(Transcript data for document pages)

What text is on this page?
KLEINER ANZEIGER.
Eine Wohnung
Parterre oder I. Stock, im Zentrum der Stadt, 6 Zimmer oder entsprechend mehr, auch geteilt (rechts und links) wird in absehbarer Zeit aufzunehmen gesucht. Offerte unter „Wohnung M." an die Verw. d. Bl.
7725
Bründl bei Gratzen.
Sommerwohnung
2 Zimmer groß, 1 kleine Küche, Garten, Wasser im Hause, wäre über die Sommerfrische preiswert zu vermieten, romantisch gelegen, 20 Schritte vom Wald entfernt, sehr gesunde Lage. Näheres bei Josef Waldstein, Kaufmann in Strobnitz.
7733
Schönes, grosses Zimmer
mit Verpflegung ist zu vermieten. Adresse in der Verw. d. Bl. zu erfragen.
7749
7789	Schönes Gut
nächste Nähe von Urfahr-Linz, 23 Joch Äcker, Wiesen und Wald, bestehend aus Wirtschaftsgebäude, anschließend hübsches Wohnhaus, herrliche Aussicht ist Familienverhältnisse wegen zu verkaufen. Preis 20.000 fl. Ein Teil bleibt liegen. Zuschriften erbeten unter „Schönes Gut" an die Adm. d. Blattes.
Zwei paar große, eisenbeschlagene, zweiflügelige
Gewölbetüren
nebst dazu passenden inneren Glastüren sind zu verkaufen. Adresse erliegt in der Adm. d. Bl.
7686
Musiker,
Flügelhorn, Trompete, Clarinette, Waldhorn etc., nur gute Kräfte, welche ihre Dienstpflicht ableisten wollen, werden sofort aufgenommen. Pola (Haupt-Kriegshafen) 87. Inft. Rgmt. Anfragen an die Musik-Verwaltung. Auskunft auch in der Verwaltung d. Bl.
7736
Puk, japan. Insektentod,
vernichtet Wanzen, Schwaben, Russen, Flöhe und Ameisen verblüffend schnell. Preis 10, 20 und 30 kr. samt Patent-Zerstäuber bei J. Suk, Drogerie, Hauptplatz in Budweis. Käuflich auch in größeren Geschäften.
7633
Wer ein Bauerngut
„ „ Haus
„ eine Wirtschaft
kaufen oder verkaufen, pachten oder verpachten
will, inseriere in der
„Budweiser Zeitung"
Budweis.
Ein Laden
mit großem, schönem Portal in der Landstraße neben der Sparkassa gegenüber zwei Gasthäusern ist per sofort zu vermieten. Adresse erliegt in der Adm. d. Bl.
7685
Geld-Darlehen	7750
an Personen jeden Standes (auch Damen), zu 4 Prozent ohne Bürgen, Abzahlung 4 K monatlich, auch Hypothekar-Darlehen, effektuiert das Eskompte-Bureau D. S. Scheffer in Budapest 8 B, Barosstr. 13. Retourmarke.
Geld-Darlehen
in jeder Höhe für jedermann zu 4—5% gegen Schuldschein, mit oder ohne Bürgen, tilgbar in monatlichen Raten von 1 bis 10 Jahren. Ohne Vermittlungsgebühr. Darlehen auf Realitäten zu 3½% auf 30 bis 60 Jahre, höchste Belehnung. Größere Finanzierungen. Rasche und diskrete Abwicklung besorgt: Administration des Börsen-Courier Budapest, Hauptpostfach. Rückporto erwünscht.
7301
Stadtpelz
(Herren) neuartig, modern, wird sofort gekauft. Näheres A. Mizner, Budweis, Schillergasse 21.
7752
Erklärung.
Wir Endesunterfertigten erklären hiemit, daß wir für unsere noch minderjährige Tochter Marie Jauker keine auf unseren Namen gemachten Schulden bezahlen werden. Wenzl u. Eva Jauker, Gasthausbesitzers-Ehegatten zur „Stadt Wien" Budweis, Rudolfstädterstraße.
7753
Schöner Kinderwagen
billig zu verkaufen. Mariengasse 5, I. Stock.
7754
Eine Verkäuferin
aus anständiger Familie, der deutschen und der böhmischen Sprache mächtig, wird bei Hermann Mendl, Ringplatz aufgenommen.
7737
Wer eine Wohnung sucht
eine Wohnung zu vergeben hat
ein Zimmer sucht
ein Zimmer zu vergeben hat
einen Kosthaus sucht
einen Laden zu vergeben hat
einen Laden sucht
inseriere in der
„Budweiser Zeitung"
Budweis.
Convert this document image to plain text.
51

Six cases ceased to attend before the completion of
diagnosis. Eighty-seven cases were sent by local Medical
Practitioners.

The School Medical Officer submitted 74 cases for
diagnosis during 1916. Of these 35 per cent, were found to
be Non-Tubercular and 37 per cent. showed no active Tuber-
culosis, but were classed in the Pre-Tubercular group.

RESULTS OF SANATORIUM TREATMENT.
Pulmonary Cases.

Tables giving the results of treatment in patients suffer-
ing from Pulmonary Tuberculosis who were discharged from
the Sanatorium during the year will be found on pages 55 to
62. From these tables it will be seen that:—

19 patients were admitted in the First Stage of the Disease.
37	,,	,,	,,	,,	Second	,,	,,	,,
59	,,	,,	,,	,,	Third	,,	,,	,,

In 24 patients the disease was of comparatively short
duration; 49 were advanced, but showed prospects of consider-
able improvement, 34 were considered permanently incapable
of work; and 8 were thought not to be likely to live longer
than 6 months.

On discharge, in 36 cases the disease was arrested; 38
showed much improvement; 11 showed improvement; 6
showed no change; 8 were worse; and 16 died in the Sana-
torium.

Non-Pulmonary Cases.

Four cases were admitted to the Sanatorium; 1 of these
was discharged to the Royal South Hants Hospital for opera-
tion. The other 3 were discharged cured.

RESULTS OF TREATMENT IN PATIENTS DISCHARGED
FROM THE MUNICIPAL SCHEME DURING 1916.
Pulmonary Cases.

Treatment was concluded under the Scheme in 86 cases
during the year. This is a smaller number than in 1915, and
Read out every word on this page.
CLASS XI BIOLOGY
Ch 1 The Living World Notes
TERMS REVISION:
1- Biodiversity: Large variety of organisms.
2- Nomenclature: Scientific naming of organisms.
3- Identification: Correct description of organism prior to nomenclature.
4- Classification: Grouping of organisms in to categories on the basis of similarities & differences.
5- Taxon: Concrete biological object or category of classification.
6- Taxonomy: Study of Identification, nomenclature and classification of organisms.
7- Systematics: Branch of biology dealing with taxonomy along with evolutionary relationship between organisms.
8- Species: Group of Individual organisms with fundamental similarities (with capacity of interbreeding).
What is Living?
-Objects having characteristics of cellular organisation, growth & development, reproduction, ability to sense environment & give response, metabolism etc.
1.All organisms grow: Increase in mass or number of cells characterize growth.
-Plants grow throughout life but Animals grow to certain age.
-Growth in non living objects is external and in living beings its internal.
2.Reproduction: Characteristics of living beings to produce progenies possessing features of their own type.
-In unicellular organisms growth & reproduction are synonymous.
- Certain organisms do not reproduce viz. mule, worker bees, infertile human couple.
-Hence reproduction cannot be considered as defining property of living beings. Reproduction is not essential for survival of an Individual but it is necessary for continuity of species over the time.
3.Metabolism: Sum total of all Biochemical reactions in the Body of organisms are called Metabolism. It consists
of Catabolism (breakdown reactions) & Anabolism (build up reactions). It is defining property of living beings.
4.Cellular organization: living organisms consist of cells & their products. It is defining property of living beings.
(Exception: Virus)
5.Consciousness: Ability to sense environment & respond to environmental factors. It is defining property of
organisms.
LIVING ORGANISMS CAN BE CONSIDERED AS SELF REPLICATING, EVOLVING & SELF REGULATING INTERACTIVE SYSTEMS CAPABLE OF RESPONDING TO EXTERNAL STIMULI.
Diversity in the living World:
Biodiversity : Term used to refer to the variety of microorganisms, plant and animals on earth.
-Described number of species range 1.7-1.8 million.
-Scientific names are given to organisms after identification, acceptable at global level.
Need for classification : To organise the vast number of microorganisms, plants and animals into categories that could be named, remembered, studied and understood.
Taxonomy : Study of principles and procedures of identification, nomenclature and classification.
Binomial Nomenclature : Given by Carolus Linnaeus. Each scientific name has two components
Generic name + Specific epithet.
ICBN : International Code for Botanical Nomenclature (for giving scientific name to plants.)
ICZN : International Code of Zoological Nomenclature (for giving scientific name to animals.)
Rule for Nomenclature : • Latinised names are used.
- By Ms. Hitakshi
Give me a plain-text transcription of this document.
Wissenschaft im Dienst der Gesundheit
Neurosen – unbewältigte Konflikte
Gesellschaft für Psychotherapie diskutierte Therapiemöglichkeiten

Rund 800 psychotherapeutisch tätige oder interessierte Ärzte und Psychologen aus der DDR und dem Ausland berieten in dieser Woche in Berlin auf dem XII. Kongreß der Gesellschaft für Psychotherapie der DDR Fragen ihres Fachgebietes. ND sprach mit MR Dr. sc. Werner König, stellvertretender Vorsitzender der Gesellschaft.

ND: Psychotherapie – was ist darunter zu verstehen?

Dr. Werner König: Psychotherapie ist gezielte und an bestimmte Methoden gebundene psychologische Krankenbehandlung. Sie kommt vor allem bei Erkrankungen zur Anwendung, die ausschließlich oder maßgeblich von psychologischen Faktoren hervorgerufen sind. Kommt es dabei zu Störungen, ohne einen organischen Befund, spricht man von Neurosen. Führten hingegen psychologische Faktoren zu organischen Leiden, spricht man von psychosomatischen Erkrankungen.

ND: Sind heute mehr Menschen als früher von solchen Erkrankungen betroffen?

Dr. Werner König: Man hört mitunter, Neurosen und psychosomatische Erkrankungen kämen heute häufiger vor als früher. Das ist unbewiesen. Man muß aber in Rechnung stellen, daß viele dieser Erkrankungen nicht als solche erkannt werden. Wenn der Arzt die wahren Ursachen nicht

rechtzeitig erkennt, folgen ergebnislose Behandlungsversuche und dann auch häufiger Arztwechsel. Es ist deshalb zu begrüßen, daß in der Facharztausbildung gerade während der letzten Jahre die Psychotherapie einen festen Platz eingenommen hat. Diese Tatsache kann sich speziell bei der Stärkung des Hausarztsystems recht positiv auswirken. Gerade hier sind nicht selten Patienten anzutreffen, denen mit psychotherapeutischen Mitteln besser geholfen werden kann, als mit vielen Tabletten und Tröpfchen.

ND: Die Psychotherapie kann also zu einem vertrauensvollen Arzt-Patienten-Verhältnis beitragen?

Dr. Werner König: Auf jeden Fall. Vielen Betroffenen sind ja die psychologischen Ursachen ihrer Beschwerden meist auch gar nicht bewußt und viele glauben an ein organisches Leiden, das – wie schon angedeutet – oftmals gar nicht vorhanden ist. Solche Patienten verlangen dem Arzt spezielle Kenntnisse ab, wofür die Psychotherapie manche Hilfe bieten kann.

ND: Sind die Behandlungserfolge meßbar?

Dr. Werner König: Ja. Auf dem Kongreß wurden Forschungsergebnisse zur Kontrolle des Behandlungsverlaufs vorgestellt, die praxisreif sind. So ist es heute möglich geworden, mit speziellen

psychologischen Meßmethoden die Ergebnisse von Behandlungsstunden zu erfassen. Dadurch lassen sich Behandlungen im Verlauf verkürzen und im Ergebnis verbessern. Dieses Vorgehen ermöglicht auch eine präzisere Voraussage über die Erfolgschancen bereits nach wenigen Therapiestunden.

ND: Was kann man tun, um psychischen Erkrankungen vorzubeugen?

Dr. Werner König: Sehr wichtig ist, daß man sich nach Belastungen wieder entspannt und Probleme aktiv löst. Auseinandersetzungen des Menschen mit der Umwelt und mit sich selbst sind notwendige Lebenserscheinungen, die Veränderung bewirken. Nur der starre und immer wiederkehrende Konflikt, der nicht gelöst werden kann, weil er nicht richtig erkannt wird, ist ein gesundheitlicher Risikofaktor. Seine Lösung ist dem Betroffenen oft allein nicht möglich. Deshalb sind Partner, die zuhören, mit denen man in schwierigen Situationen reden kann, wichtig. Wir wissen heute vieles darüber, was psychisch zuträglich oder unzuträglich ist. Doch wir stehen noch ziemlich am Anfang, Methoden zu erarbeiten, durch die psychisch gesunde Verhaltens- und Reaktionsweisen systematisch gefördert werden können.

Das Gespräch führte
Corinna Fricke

__WHAT YOU NEED TO DO__: Find the word "their" in the records and pull out each line that has it.

__SOLUTION FOR THIS EXERCISE__:
2.Reproduction: Characteristics of living beings to produce progenies possessing features of their own type.
4.Cellular organization: living organisms consist of cells & their products. It is defining property of living beings.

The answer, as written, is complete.